# MATERIAL PROVIDED
%%

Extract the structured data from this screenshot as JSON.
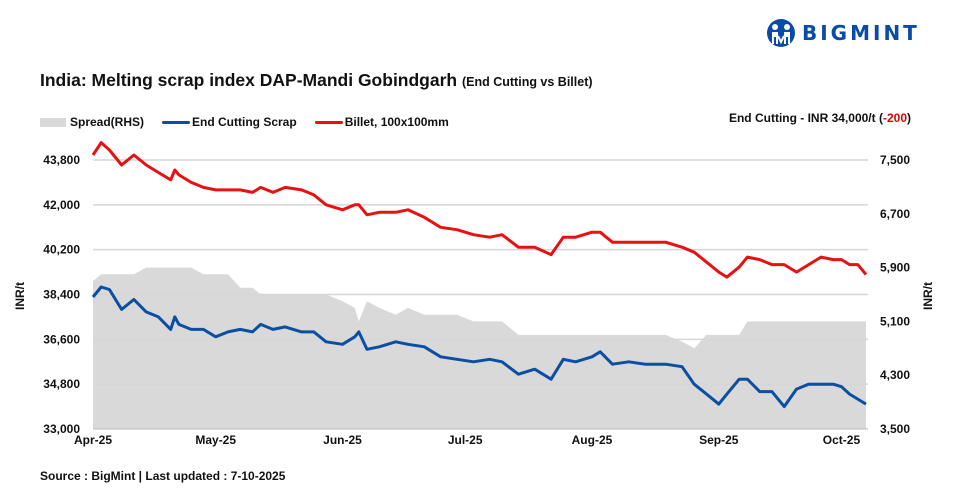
{
  "brand": {
    "name": "BIGMINT"
  },
  "header": {
    "title": "India: Melting scrap index DAP-Mandi Gobindgarh",
    "subtitle": "(End Cutting vs Billet)"
  },
  "note": {
    "prefix": "End Cutting - INR 34,000/t (",
    "change": "-200",
    "suffix": ")",
    "change_color": "#e00000"
  },
  "footer": {
    "source": "Source : BigMint | Last updated : 7-10-2025"
  },
  "chart_data": {
    "type": "line",
    "title": "India: Melting scrap index DAP-Mandi Gobindgarh (End Cutting vs Billet)",
    "ylabel": "INR/t",
    "y2label": "INR/t",
    "ylim": [
      33000,
      43800
    ],
    "y2lim": [
      3500,
      7500
    ],
    "yticks": [
      "43,800",
      "42,000",
      "40,200",
      "38,400",
      "36,600",
      "34,800",
      "33,000"
    ],
    "y2ticks": [
      "7,500",
      "6,700",
      "5,900",
      "5,100",
      "4,300",
      "3,500"
    ],
    "xticks": [
      "Apr-25",
      "May-25",
      "Jun-25",
      "Jul-25",
      "Aug-25",
      "Sep-25",
      "Oct-25"
    ],
    "xtick_dates": [
      "2025-04-01",
      "2025-05-01",
      "2025-06-01",
      "2025-07-01",
      "2025-08-01",
      "2025-09-01",
      "2025-10-01"
    ],
    "grid": true,
    "legend": "top-left",
    "x": [
      "2025-04-01",
      "2025-04-03",
      "2025-04-05",
      "2025-04-08",
      "2025-04-11",
      "2025-04-14",
      "2025-04-17",
      "2025-04-20",
      "2025-04-21",
      "2025-04-22",
      "2025-04-25",
      "2025-04-28",
      "2025-05-01",
      "2025-05-04",
      "2025-05-07",
      "2025-05-10",
      "2025-05-12",
      "2025-05-15",
      "2025-05-18",
      "2025-05-22",
      "2025-05-25",
      "2025-05-28",
      "2025-06-01",
      "2025-06-04",
      "2025-06-05",
      "2025-06-07",
      "2025-06-10",
      "2025-06-14",
      "2025-06-17",
      "2025-06-21",
      "2025-06-25",
      "2025-06-29",
      "2025-07-03",
      "2025-07-07",
      "2025-07-10",
      "2025-07-14",
      "2025-07-18",
      "2025-07-22",
      "2025-07-25",
      "2025-07-28",
      "2025-08-01",
      "2025-08-03",
      "2025-08-06",
      "2025-08-10",
      "2025-08-14",
      "2025-08-19",
      "2025-08-23",
      "2025-08-26",
      "2025-08-29",
      "2025-09-01",
      "2025-09-03",
      "2025-09-06",
      "2025-09-08",
      "2025-09-11",
      "2025-09-14",
      "2025-09-17",
      "2025-09-20",
      "2025-09-23",
      "2025-09-26",
      "2025-09-29",
      "2025-10-01",
      "2025-10-03",
      "2025-10-05",
      "2025-10-07"
    ],
    "series": [
      {
        "name": "Spread(RHS)",
        "axis": "right",
        "kind": "area",
        "color": "#d9d9d9",
        "values": [
          5700,
          5800,
          5800,
          5800,
          5800,
          5900,
          5900,
          5900,
          5900,
          5900,
          5900,
          5800,
          5800,
          5800,
          5600,
          5600,
          5500,
          5500,
          5500,
          5500,
          5500,
          5500,
          5400,
          5300,
          5100,
          5400,
          5300,
          5200,
          5300,
          5200,
          5200,
          5200,
          5100,
          5100,
          5100,
          4900,
          4900,
          4900,
          4900,
          4900,
          4900,
          4900,
          4900,
          4900,
          4900,
          4900,
          4800,
          4700,
          4900,
          4900,
          4900,
          4900,
          5100,
          5100,
          5100,
          5100,
          5100,
          5100,
          5100,
          5100,
          5100,
          5100,
          5100,
          5100
        ]
      },
      {
        "name": "End Cutting Scrap",
        "axis": "left",
        "kind": "line",
        "color": "#0b4ea2",
        "values": [
          38300,
          38700,
          38600,
          37800,
          38200,
          37700,
          37500,
          37000,
          37500,
          37200,
          37000,
          37000,
          36700,
          36900,
          37000,
          36900,
          37200,
          37000,
          37100,
          36900,
          36900,
          36500,
          36400,
          36700,
          36900,
          36200,
          36300,
          36500,
          36400,
          36300,
          35900,
          35800,
          35700,
          35800,
          35700,
          35200,
          35400,
          35000,
          35800,
          35700,
          35900,
          36100,
          35600,
          35700,
          35600,
          35600,
          35500,
          34800,
          34400,
          34000,
          34400,
          35000,
          35000,
          34500,
          34500,
          33900,
          34600,
          34800,
          34800,
          34800,
          34700,
          34400,
          34200,
          34000
        ]
      },
      {
        "name": "Billet, 100x100mm",
        "axis": "left",
        "kind": "line",
        "color": "#e81010",
        "values": [
          44000,
          44500,
          44200,
          43600,
          44000,
          43600,
          43300,
          43000,
          43400,
          43200,
          42900,
          42700,
          42600,
          42600,
          42600,
          42500,
          42700,
          42500,
          42700,
          42600,
          42400,
          42000,
          41800,
          42000,
          42000,
          41600,
          41700,
          41700,
          41800,
          41500,
          41100,
          41000,
          40800,
          40700,
          40800,
          40300,
          40300,
          40000,
          40700,
          40700,
          40900,
          40900,
          40500,
          40500,
          40500,
          40500,
          40300,
          40100,
          39700,
          39300,
          39100,
          39500,
          39900,
          39800,
          39600,
          39600,
          39300,
          39600,
          39900,
          39800,
          39800,
          39600,
          39600,
          39200
        ]
      }
    ]
  }
}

%%

# SET PROBLEM
Each line that holds the word "Billet" should be extracted from the records.

# SOLUTION BELOW
    "subtitle": "(End Cutting vs Billet)"
    "title": "India: Melting scrap index DAP-Mandi Gobindgarh (End Cutting vs Billet)",
        "name": "Billet, 100x100mm",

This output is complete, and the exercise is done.